**本文**
_ _ _
葉山の4歳女児、米国で心臓移植成功し帰国 両親「奇跡としか言えない」と募金協力に感謝

心臓移植手術を終えた森木花ちゃん(中央)と父賢吾さん(左)、母理恵子さん=9日午前、県庁

 重い心臓病を患った葉山町の森木花ちゃん(4)が米国で心臓移植手術を受け、8月末に帰国した。術後の経過は良好といい、9日に会見した両親は「奇跡としか言いようがなく、皆さんに感謝しかない」と、臓器を提供したドナーや費用の工面に協力した人たちへの思いを口にした。

 「経過観察の途中だが拒否反応もなく、見違えたようになった。今までを取り戻すように毎日の生活に目を輝かせ、日に日にできることも増えている」。母親の理恵子さん(47)は、県庁の会見室でお絵かきを続ける木花ちゃんの横で目を細めた。

 木花ちゃんは1歳4カ月だった2019年6月、入院先で心臓の働きが低下する「拡張型心筋症」と診断を受けた。翌20年に国立成育医療研究センター(東京都世田谷区)へ転院し、補助人工心臓を装着。ただ、心不全が悪化するなどし、早期の心臓移植を希望して両親が渡米を決意した。

 立ちふさがったのが、費用の壁だ。デポジット(前払い金)約2億5千万円のほか、チャーター機での渡航や滞在にかかわる経費を含めると多額の費用が必要となり、木花ちゃんの兄が通っていた幼稚園の保護者らが「きかちゃんを救う会」を結成。県内外の街頭で募金活動を続けて目標金額の約3億5千万円を集め、昨年11月に渡米した。
_ _ _
**提供データ**
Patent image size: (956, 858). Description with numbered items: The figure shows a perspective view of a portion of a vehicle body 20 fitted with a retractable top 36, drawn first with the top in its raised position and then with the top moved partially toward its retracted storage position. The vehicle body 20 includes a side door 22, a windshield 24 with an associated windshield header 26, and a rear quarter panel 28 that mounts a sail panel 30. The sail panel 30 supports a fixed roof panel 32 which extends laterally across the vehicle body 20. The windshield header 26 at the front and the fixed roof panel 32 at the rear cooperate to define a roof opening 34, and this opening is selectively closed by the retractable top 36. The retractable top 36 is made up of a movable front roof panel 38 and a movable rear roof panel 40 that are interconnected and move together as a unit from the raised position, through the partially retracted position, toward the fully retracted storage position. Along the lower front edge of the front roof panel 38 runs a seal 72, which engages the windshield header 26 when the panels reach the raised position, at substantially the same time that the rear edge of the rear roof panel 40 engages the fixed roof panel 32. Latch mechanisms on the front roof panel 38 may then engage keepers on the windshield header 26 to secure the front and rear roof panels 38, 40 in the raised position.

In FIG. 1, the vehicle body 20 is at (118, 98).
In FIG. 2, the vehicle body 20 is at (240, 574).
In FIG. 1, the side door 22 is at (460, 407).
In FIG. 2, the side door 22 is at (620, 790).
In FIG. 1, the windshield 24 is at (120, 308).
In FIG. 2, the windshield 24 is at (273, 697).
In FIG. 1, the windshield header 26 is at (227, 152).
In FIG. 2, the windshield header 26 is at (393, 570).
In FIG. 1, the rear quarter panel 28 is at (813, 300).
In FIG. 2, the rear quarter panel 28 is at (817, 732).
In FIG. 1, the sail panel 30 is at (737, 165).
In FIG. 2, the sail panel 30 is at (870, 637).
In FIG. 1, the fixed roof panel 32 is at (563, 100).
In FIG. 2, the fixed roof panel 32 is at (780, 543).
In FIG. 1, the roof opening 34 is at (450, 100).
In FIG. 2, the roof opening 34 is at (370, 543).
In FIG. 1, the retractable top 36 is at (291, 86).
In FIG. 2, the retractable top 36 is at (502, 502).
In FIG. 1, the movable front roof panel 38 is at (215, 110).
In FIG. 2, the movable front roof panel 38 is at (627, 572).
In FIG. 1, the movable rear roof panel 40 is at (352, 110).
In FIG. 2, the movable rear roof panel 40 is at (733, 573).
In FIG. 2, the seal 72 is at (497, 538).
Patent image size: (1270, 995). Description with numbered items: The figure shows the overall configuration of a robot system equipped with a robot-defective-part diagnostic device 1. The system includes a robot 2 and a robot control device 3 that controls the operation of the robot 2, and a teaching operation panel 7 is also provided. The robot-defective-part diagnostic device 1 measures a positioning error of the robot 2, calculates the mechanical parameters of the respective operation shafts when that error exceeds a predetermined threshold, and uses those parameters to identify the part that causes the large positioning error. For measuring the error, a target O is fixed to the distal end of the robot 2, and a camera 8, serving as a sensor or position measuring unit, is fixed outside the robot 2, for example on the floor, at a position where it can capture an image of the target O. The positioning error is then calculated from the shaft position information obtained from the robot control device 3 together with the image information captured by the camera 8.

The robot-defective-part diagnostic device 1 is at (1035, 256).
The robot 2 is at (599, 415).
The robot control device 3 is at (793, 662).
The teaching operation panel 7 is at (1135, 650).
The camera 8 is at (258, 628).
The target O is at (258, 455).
_ _ _
**設問**
**A)** 心臓移植の記事によると、「きかちゃんを救う会」はどのような理由で結成されましたか。1〜3文で説明してください。
**B)** 心臓移植の記事で、渡米に必要な費用に含まれるとされている項目をすべて挙げてください。

**解答一覧**
**A)** 渡米しての心臓移植には、約2億5千万円のデポジット(前払い金)に加え、チャーター機での渡航や滞在にかかわる経費も含めて多額の費用が必要となったためです。そこで、木花ちゃんの兄が通っていた幼稚園の保護者らが会を結成しました。

**B)**
・デポジット(前払い金)約2億5千万円
・チャーター機での渡航にかかわる経費
・滞在にかかわる経費